• [What is being asked]: Look for the string "sediment" in every line, and copy each line that has it.

(Figure data in JSON)
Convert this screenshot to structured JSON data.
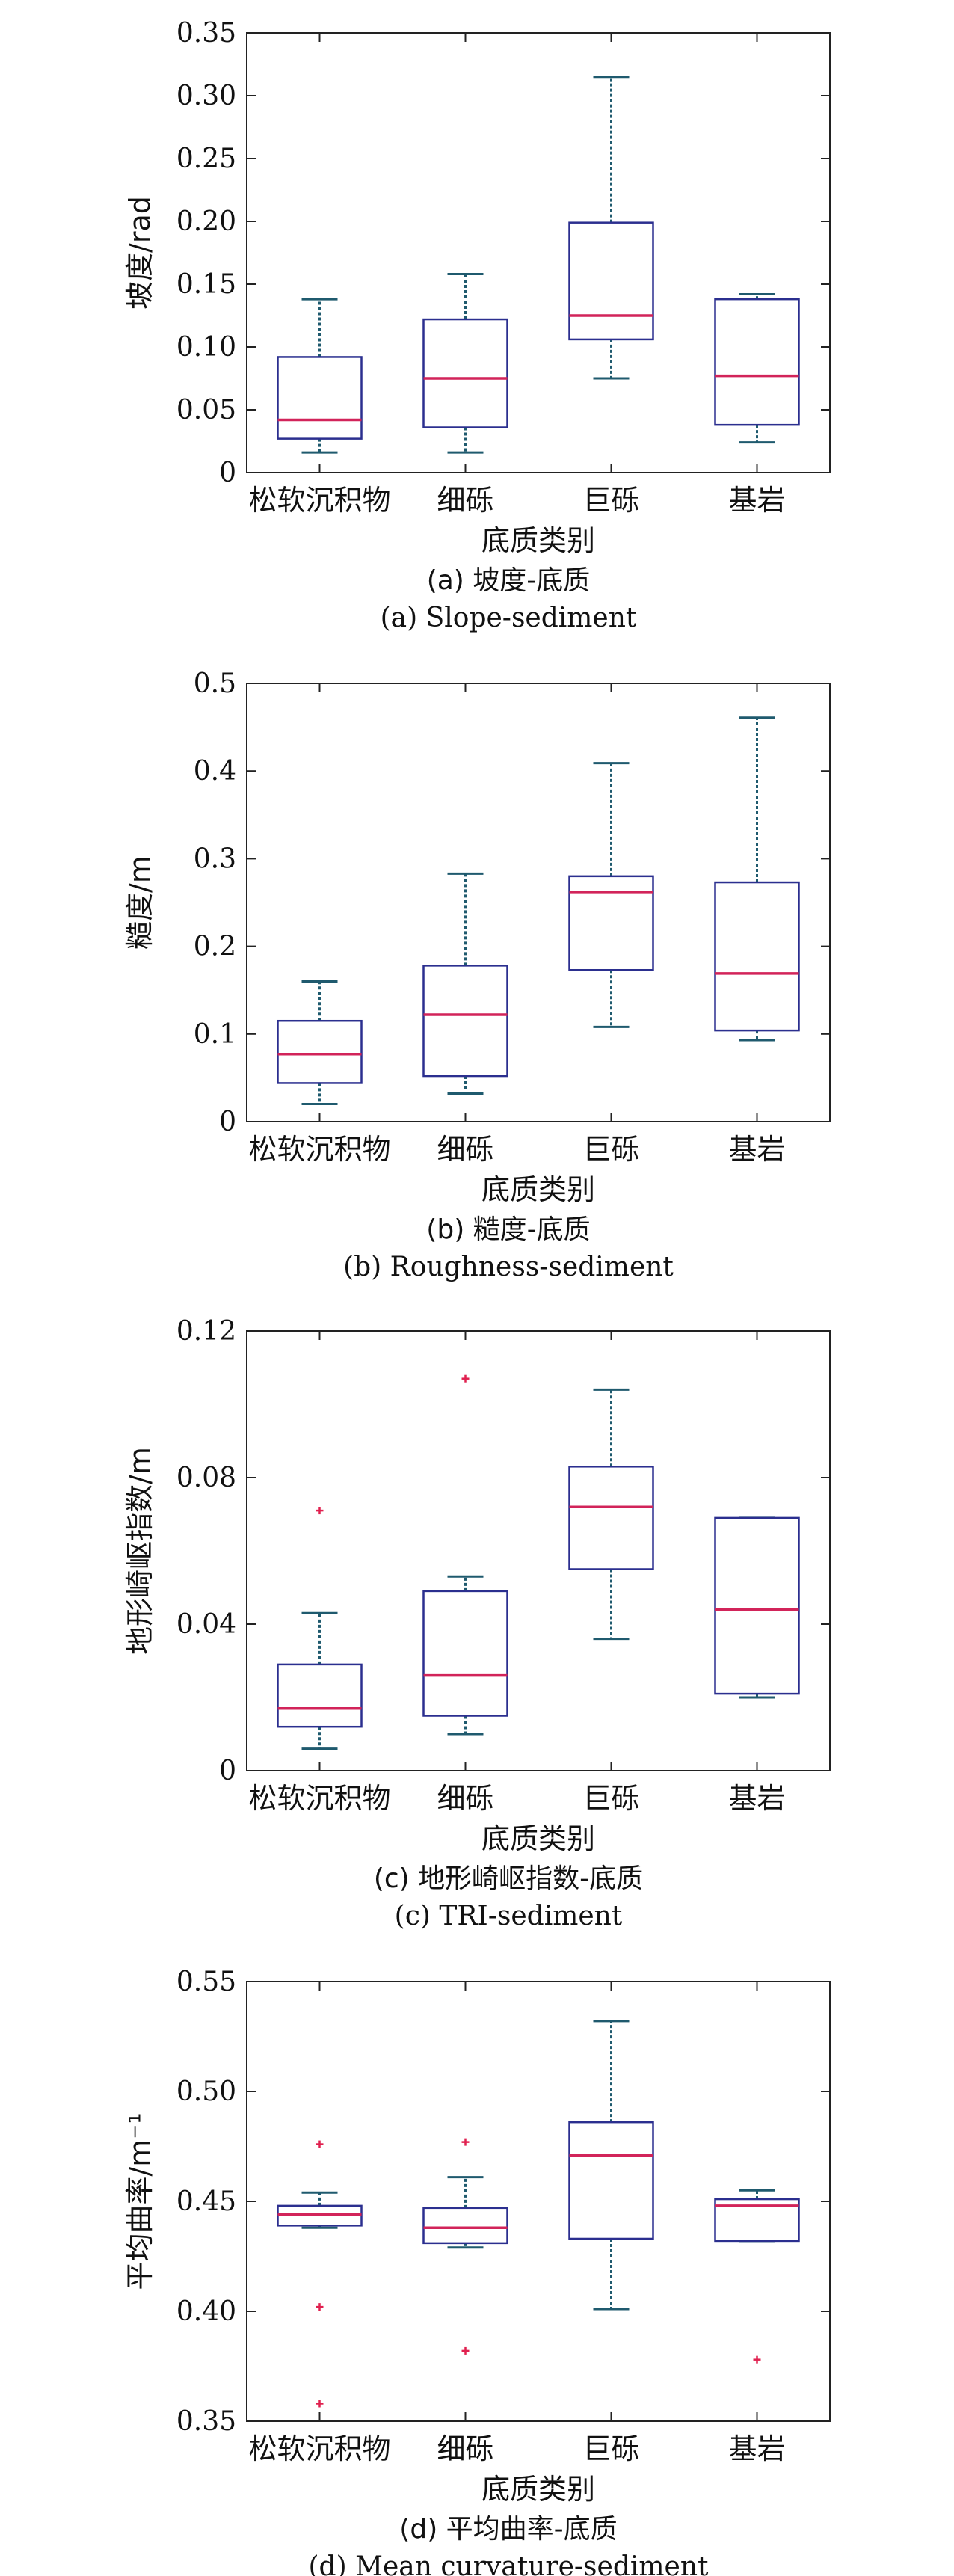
{
  "chart_data": [
    {
      "type": "box",
      "ylabel": "坡度/rad",
      "xlabel": "底质类别",
      "caption_cn": "(a) 坡度-底质",
      "caption_en": "(a) Slope-sediment",
      "ylim": [
        0,
        0.35
      ],
      "yticks": [
        0,
        0.05,
        0.1,
        0.15,
        0.2,
        0.25,
        0.3,
        0.35
      ],
      "ytick_labels": [
        "0",
        "0.05",
        "0.10",
        "0.15",
        "0.20",
        "0.25",
        "0.30",
        "0.35"
      ],
      "categories": [
        "松软沉积物",
        "细砾",
        "巨砾",
        "基岩"
      ],
      "boxes": [
        {
          "min": 0.016,
          "q1": 0.027,
          "median": 0.042,
          "q3": 0.092,
          "max": 0.138,
          "outliers": []
        },
        {
          "min": 0.016,
          "q1": 0.036,
          "median": 0.075,
          "q3": 0.122,
          "max": 0.158,
          "outliers": []
        },
        {
          "min": 0.075,
          "q1": 0.106,
          "median": 0.125,
          "q3": 0.199,
          "max": 0.315,
          "outliers": []
        },
        {
          "min": 0.024,
          "q1": 0.038,
          "median": 0.077,
          "q3": 0.138,
          "max": 0.142,
          "outliers": []
        }
      ]
    },
    {
      "type": "box",
      "ylabel": "糙度/m",
      "xlabel": "底质类别",
      "caption_cn": "(b) 糙度-底质",
      "caption_en": "(b) Roughness-sediment",
      "ylim": [
        0,
        0.5
      ],
      "yticks": [
        0,
        0.1,
        0.2,
        0.3,
        0.4,
        0.5
      ],
      "ytick_labels": [
        "0",
        "0.1",
        "0.2",
        "0.3",
        "0.4",
        "0.5"
      ],
      "categories": [
        "松软沉积物",
        "细砾",
        "巨砾",
        "基岩"
      ],
      "boxes": [
        {
          "min": 0.02,
          "q1": 0.044,
          "median": 0.077,
          "q3": 0.115,
          "max": 0.16,
          "outliers": []
        },
        {
          "min": 0.032,
          "q1": 0.052,
          "median": 0.122,
          "q3": 0.178,
          "max": 0.283,
          "outliers": []
        },
        {
          "min": 0.108,
          "q1": 0.173,
          "median": 0.262,
          "q3": 0.28,
          "max": 0.409,
          "outliers": []
        },
        {
          "min": 0.093,
          "q1": 0.104,
          "median": 0.169,
          "q3": 0.273,
          "max": 0.461,
          "outliers": []
        }
      ]
    },
    {
      "type": "box",
      "ylabel": "地形崎岖指数/m",
      "xlabel": "底质类别",
      "caption_cn": "(c) 地形崎岖指数-底质",
      "caption_en": "(c) TRI-sediment",
      "ylim": [
        0,
        0.12
      ],
      "yticks": [
        0,
        0.04,
        0.08,
        0.12
      ],
      "ytick_labels": [
        "0",
        "0.04",
        "0.08",
        "0.12"
      ],
      "categories": [
        "松软沉积物",
        "细砾",
        "巨砾",
        "基岩"
      ],
      "boxes": [
        {
          "min": 0.006,
          "q1": 0.012,
          "median": 0.017,
          "q3": 0.029,
          "max": 0.043,
          "outliers": [
            0.071
          ]
        },
        {
          "min": 0.01,
          "q1": 0.015,
          "median": 0.026,
          "q3": 0.049,
          "max": 0.053,
          "outliers": [
            0.107
          ]
        },
        {
          "min": 0.036,
          "q1": 0.055,
          "median": 0.072,
          "q3": 0.083,
          "max": 0.104,
          "outliers": []
        },
        {
          "min": 0.02,
          "q1": 0.021,
          "median": 0.044,
          "q3": 0.069,
          "max": 0.069,
          "outliers": []
        }
      ]
    },
    {
      "type": "box",
      "ylabel": "平均曲率/m⁻¹",
      "xlabel": "底质类别",
      "caption_cn": "(d) 平均曲率-底质",
      "caption_en": "(d) Mean curvature-sediment",
      "ylim": [
        0.35,
        0.55
      ],
      "yticks": [
        0.35,
        0.4,
        0.45,
        0.5,
        0.55
      ],
      "ytick_labels": [
        "0.35",
        "0.40",
        "0.45",
        "0.50",
        "0.55"
      ],
      "categories": [
        "松软沉积物",
        "细砾",
        "巨砾",
        "基岩"
      ],
      "boxes": [
        {
          "min": 0.438,
          "q1": 0.439,
          "median": 0.444,
          "q3": 0.448,
          "max": 0.454,
          "outliers": [
            0.476,
            0.402,
            0.358
          ]
        },
        {
          "min": 0.429,
          "q1": 0.431,
          "median": 0.438,
          "q3": 0.447,
          "max": 0.461,
          "outliers": [
            0.477,
            0.382
          ]
        },
        {
          "min": 0.401,
          "q1": 0.433,
          "median": 0.471,
          "q3": 0.486,
          "max": 0.532,
          "outliers": []
        },
        {
          "min": 0.432,
          "q1": 0.432,
          "median": 0.448,
          "q3": 0.451,
          "max": 0.455,
          "outliers": [
            0.378
          ]
        }
      ]
    }
  ]
}
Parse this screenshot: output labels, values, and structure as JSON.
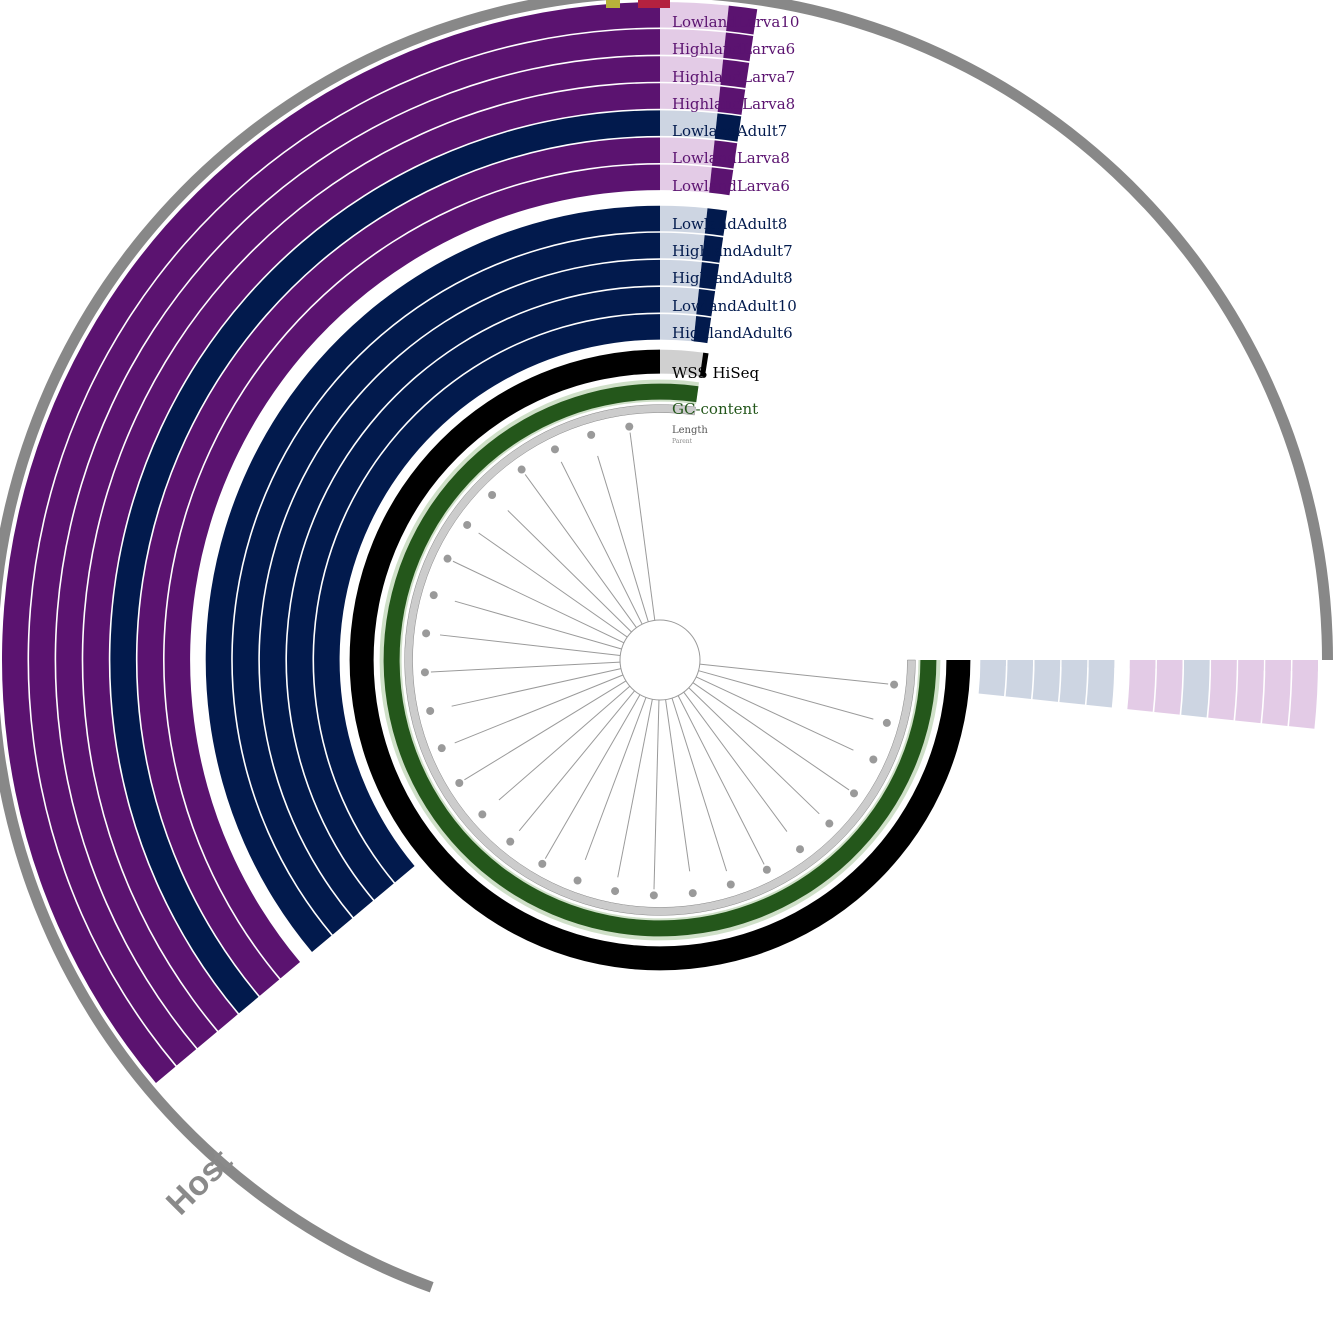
{
  "colors": {
    "larva": "#5b1370",
    "larva_light": "#e3cbe6",
    "adult": "#021a4d",
    "adult_light": "#cdd5e2",
    "wss": "#000000",
    "wss_light": "#d0d0d0",
    "gc": "#24571b",
    "gc_light": "#cfe0c8",
    "host": "#888888",
    "bin_olive": "#b8b23a",
    "bin_red": "#b3213f",
    "tree": "#9a9a9a"
  },
  "tracks": [
    {
      "id": "larva10",
      "label": "LowlandLarva10",
      "kind": "larva"
    },
    {
      "id": "hlarva6",
      "label": "HighlandLarva6",
      "kind": "larva"
    },
    {
      "id": "hlarva7",
      "label": "HighlandLarva7",
      "kind": "larva"
    },
    {
      "id": "hlarva8",
      "label": "HighlandLarva8",
      "kind": "larva"
    },
    {
      "id": "ladult7",
      "label": "LowlandAdult7",
      "kind": "adult"
    },
    {
      "id": "llarva8",
      "label": "LowlandLarva8",
      "kind": "larva"
    },
    {
      "id": "llarva6",
      "label": "LowlandLarva6",
      "kind": "larva"
    },
    {
      "id": "ladult8",
      "label": "LowlandAdult8",
      "kind": "adult"
    },
    {
      "id": "hadult7",
      "label": "HighlandAdult7",
      "kind": "adult"
    },
    {
      "id": "hadult8",
      "label": "HighlandAdult8",
      "kind": "adult"
    },
    {
      "id": "ladult10",
      "label": "LowlandAdult10",
      "kind": "adult"
    },
    {
      "id": "hadult6",
      "label": "HighlandAdult6",
      "kind": "adult"
    }
  ],
  "layers": {
    "wss": "WSS HiSeq",
    "gc": "GC-content",
    "length": "Length",
    "parent": "Parent"
  },
  "bins": {
    "host": "Host"
  }
}
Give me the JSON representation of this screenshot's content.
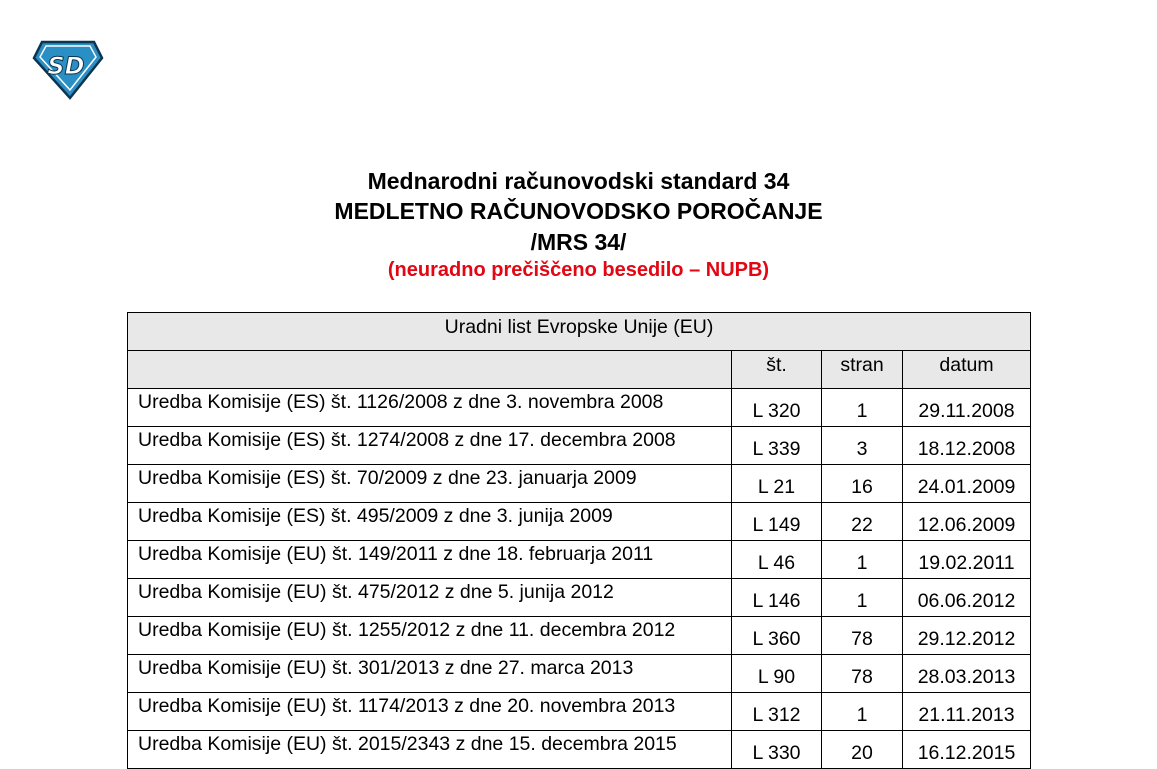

• [In response]:
      "caption_en": "(a) Slope-sediment",
      "caption_en": "(b) Roughness-sediment",
      "caption_en": "(c) TRI-sediment",
      "caption_en": "(d) Mean curvature-sediment",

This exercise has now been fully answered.